§ **AIM**
Transcribe all the entries word for word, skipping the pictures.

[Dataset items]
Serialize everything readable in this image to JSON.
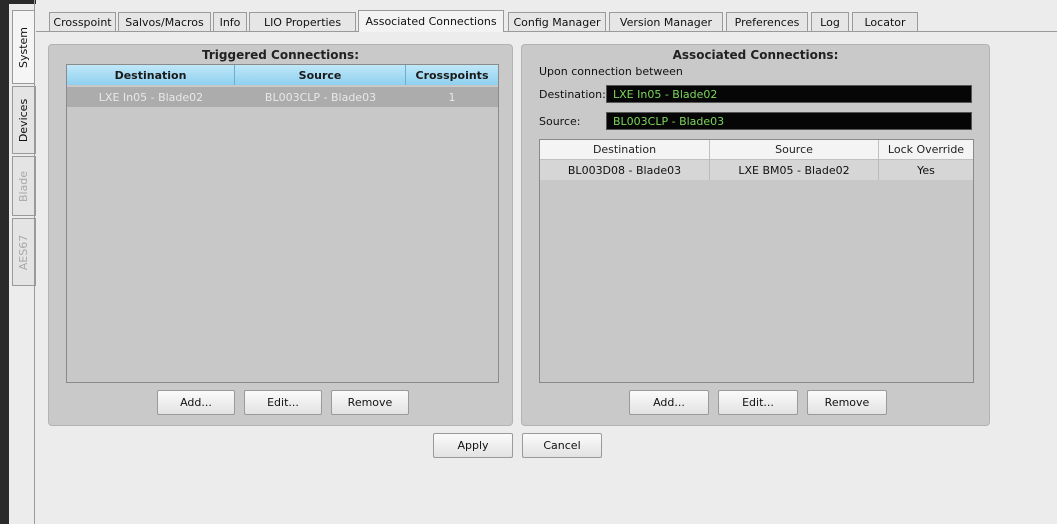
{
  "side_tabs": [
    {
      "label": "System"
    },
    {
      "label": "Devices"
    },
    {
      "label": "Blade"
    },
    {
      "label": "AES67"
    }
  ],
  "top_tabs": [
    {
      "label": "Crosspoint"
    },
    {
      "label": "Salvos/Macros"
    },
    {
      "label": "Info"
    },
    {
      "label": "LIO Properties"
    },
    {
      "label": "Associated Connections"
    },
    {
      "label": "Config Manager"
    },
    {
      "label": "Version Manager"
    },
    {
      "label": "Preferences"
    },
    {
      "label": "Log"
    },
    {
      "label": "Locator"
    }
  ],
  "triggered": {
    "title": "Triggered Connections:",
    "columns": [
      "Destination",
      "Source",
      "Crosspoints"
    ],
    "rows": [
      {
        "destination": "LXE In05 - Blade02",
        "source": "BL003CLP - Blade03",
        "crosspoints": "1"
      }
    ],
    "buttons": {
      "add": "Add...",
      "edit": "Edit...",
      "remove": "Remove"
    }
  },
  "associated": {
    "title": "Associated Connections:",
    "subtitle": "Upon connection between",
    "destination_label": "Destination:",
    "destination_value": "LXE In05 - Blade02",
    "source_label": "Source:",
    "source_value": "BL003CLP - Blade03",
    "columns": [
      "Destination",
      "Source",
      "Lock Override"
    ],
    "rows": [
      {
        "destination": "BL003D08 - Blade03",
        "source": "LXE BM05 - Blade02",
        "lock_override": "Yes"
      }
    ],
    "buttons": {
      "add": "Add...",
      "edit": "Edit...",
      "remove": "Remove"
    }
  },
  "footer": {
    "apply": "Apply",
    "cancel": "Cancel"
  }
}
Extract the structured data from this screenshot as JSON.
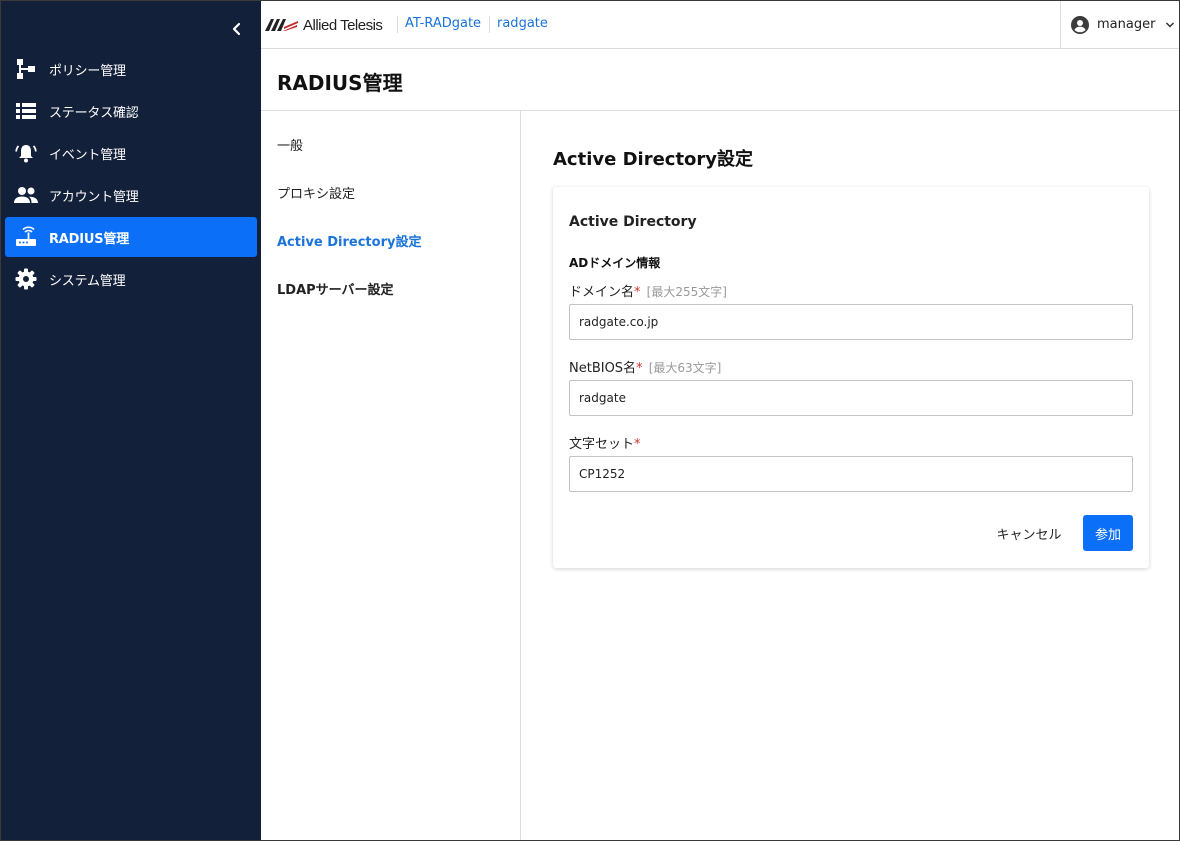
{
  "sidebar": {
    "items": [
      {
        "label": "ポリシー管理",
        "icon": "policy-tree-icon",
        "active": false
      },
      {
        "label": "ステータス確認",
        "icon": "list-icon",
        "active": false
      },
      {
        "label": "イベント管理",
        "icon": "bell-icon",
        "active": false
      },
      {
        "label": "アカウント管理",
        "icon": "people-icon",
        "active": false
      },
      {
        "label": "RADIUS管理",
        "icon": "router-icon",
        "active": true
      },
      {
        "label": "システム管理",
        "icon": "gear-icon",
        "active": false
      }
    ]
  },
  "header": {
    "logo_text": "Allied Telesis",
    "product": "AT-RADgate",
    "host": "radgate",
    "user": "manager"
  },
  "page": {
    "title": "RADIUS管理"
  },
  "subnav": {
    "items": [
      {
        "label": "一般"
      },
      {
        "label": "プロキシ設定"
      },
      {
        "label": "Active Directory設定"
      },
      {
        "label": "LDAPサーバー設定"
      }
    ]
  },
  "content": {
    "section_title": "Active Directory設定",
    "card_title": "Active Directory",
    "group_title": "ADドメイン情報",
    "fields": {
      "domain": {
        "label": "ドメイン名",
        "required": "*",
        "hint": "[最大255文字]",
        "value": "radgate.co.jp"
      },
      "netbios": {
        "label": "NetBIOS名",
        "required": "*",
        "hint": "[最大63文字]",
        "value": "radgate"
      },
      "charset": {
        "label": "文字セット",
        "required": "*",
        "value": "CP1252"
      }
    },
    "buttons": {
      "cancel": "キャンセル",
      "join": "参加"
    }
  },
  "colors": {
    "sidebar_bg": "#13203a",
    "accent": "#0b6ff7",
    "link": "#1a73d9",
    "required": "#d32f2f"
  }
}
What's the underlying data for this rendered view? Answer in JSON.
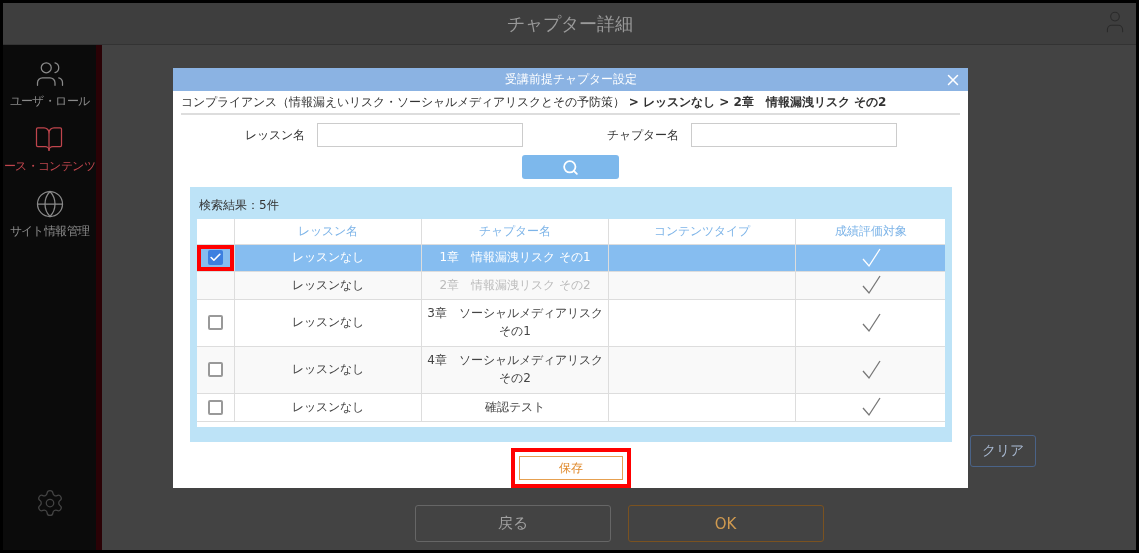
{
  "app": {
    "title": "チャプター詳細"
  },
  "sidebar": {
    "items": [
      {
        "label": "ユーザ・ロール",
        "selected": false
      },
      {
        "label": "ース・コンテンツ",
        "selected": true
      },
      {
        "label": "サイト情報管理",
        "selected": false
      }
    ]
  },
  "background_buttons": [
    {
      "label": "クリア",
      "kind": "clear"
    },
    {
      "label": "戻る",
      "kind": "back"
    },
    {
      "label": "OK",
      "kind": "ok"
    }
  ],
  "dialog": {
    "title": "受講前提チャプター設定",
    "breadcrumb": "コンプライアンス（情報漏えいリスク・ソーシャルメディアリスクとその予防策） **> レッスンなし > 2章　情報漏洩リスク その2**",
    "fields": [
      {
        "label": "レッスン名"
      },
      {
        "label": "チャプター名"
      }
    ],
    "result_count": "検索結果：5件",
    "table": {
      "columns": [
        "レッスン名",
        "チャプター名",
        "コンテンツタイプ",
        "成績評価対象"
      ],
      "rows": [
        {
          "selected": true,
          "checked": true,
          "disabled": false,
          "highlighted": true,
          "lesson": "レッスンなし",
          "chapter": "1章　情報漏洩リスク その1",
          "graded": true
        },
        {
          "selected": false,
          "disabled": true,
          "highlighted": false,
          "lesson": "レッスンなし",
          "chapter": "2章　情報漏洩リスク その2",
          "graded": true
        },
        {
          "selected": false,
          "checked": false,
          "disabled": false,
          "highlighted": false,
          "lesson": "レッスンなし",
          "chapter": "3章　ソーシャルメディアリスクその1",
          "graded": true
        },
        {
          "selected": false,
          "checked": false,
          "disabled": false,
          "highlighted": false,
          "lesson": "レッスンなし",
          "chapter": "4章　ソーシャルメディアリスクその2",
          "graded": true
        },
        {
          "selected": false,
          "checked": false,
          "disabled": false,
          "highlighted": false,
          "lesson": "レッスンなし",
          "chapter": "確認テスト",
          "graded": true
        }
      ]
    },
    "save_button": {
      "label": "保存",
      "highlighted": true
    }
  }
}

§ **SOLUTION**
Serialize everything readable in this image to JSON.
{
  "side_tabs": [
    {
      "label": "System"
    },
    {
      "label": "Devices"
    },
    {
      "label": "Blade"
    },
    {
      "label": "AES67"
    }
  ],
  "top_tabs": [
    {
      "label": "Crosspoint"
    },
    {
      "label": "Salvos/Macros"
    },
    {
      "label": "Info"
    },
    {
      "label": "LIO Properties"
    },
    {
      "label": "Associated Connections"
    },
    {
      "label": "Config Manager"
    },
    {
      "label": "Version Manager"
    },
    {
      "label": "Preferences"
    },
    {
      "label": "Log"
    },
    {
      "label": "Locator"
    }
  ],
  "triggered": {
    "title": "Triggered Connections:",
    "columns": [
      "Destination",
      "Source",
      "Crosspoints"
    ],
    "rows": [
      {
        "destination": "LXE In05 - Blade02",
        "source": "BL003CLP - Blade03",
        "crosspoints": "1"
      }
    ],
    "buttons": {
      "add": "Add...",
      "edit": "Edit...",
      "remove": "Remove"
    }
  },
  "associated": {
    "title": "Associated Connections:",
    "subtitle": "Upon connection between",
    "destination_label": "Destination:",
    "destination_value": "LXE In05 - Blade02",
    "source_label": "Source:",
    "source_value": "BL003CLP - Blade03",
    "columns": [
      "Destination",
      "Source",
      "Lock Override"
    ],
    "rows": [
      {
        "destination": "BL003D08 - Blade03",
        "source": "LXE BM05 - Blade02",
        "lock_override": "Yes"
      }
    ],
    "buttons": {
      "add": "Add...",
      "edit": "Edit...",
      "remove": "Remove"
    }
  },
  "footer": {
    "apply": "Apply",
    "cancel": "Cancel"
  }
}
Extract the structured data from this screenshot as JSON.
{
  "sidebar": {
    "items": [
      {
        "label": "ポリシー管理",
        "icon": "policy-tree-icon",
        "active": false
      },
      {
        "label": "ステータス確認",
        "icon": "list-icon",
        "active": false
      },
      {
        "label": "イベント管理",
        "icon": "bell-icon",
        "active": false
      },
      {
        "label": "アカウント管理",
        "icon": "people-icon",
        "active": false
      },
      {
        "label": "RADIUS管理",
        "icon": "router-icon",
        "active": true
      },
      {
        "label": "システム管理",
        "icon": "gear-icon",
        "active": false
      }
    ]
  },
  "header": {
    "logo_text": "Allied Telesis",
    "product": "AT-RADgate",
    "host": "radgate",
    "user": "manager"
  },
  "page": {
    "title": "RADIUS管理"
  },
  "subnav": {
    "items": [
      {
        "label": "一般"
      },
      {
        "label": "プロキシ設定"
      },
      {
        "label": "Active Directory設定"
      },
      {
        "label": "LDAPサーバー設定"
      }
    ]
  },
  "content": {
    "section_title": "Active Directory設定",
    "card_title": "Active Directory",
    "group_title": "ADドメイン情報",
    "fields": {
      "domain": {
        "label": "ドメイン名",
        "required": "*",
        "hint": "[最大255文字]",
        "value": "radgate.co.jp"
      },
      "netbios": {
        "label": "NetBIOS名",
        "required": "*",
        "hint": "[最大63文字]",
        "value": "radgate"
      },
      "charset": {
        "label": "文字セット",
        "required": "*",
        "value": "CP1252"
      }
    },
    "buttons": {
      "cancel": "キャンセル",
      "join": "参加"
    }
  },
  "colors": {
    "sidebar_bg": "#13203a",
    "accent": "#0b6ff7",
    "link": "#1a73d9",
    "required": "#d32f2f"
  }
}
What's the underlying data for this rendered view? Answer in JSON.
{
  "app": {
    "title": "チャプター詳細"
  },
  "sidebar": {
    "items": [
      {
        "label": "ユーザ・ロール",
        "selected": false
      },
      {
        "label": "ース・コンテンツ",
        "selected": true
      },
      {
        "label": "サイト情報管理",
        "selected": false
      }
    ]
  },
  "background_buttons": [
    {
      "label": "クリア",
      "kind": "clear"
    },
    {
      "label": "戻る",
      "kind": "back"
    },
    {
      "label": "OK",
      "kind": "ok"
    }
  ],
  "dialog": {
    "title": "受講前提チャプター設定",
    "breadcrumb": "コンプライアンス（情報漏えいリスク・ソーシャルメディアリスクとその予防策） **> レッスンなし > 2章　情報漏洩リスク その2**",
    "fields": [
      {
        "label": "レッスン名"
      },
      {
        "label": "チャプター名"
      }
    ],
    "result_count": "検索結果：5件",
    "table": {
      "columns": [
        "レッスン名",
        "チャプター名",
        "コンテンツタイプ",
        "成績評価対象"
      ],
      "rows": [
        {
          "selected": true,
          "checked": true,
          "disabled": false,
          "highlighted": true,
          "lesson": "レッスンなし",
          "chapter": "1章　情報漏洩リスク その1",
          "graded": true
        },
        {
          "selected": false,
          "disabled": true,
          "highlighted": false,
          "lesson": "レッスンなし",
          "chapter": "2章　情報漏洩リスク その2",
          "graded": true
        },
        {
          "selected": false,
          "checked": false,
          "disabled": false,
          "highlighted": false,
          "lesson": "レッスンなし",
          "chapter": "3章　ソーシャルメディアリスクその1",
          "graded": true
        },
        {
          "selected": false,
          "checked": false,
          "disabled": false,
          "highlighted": false,
          "lesson": "レッスンなし",
          "chapter": "4章　ソーシャルメディアリスクその2",
          "graded": true
        },
        {
          "selected": false,
          "checked": false,
          "disabled": false,
          "highlighted": false,
          "lesson": "レッスンなし",
          "chapter": "確認テスト",
          "graded": true
        }
      ]
    },
    "save_button": {
      "label": "保存",
      "highlighted": true
    }
  }
}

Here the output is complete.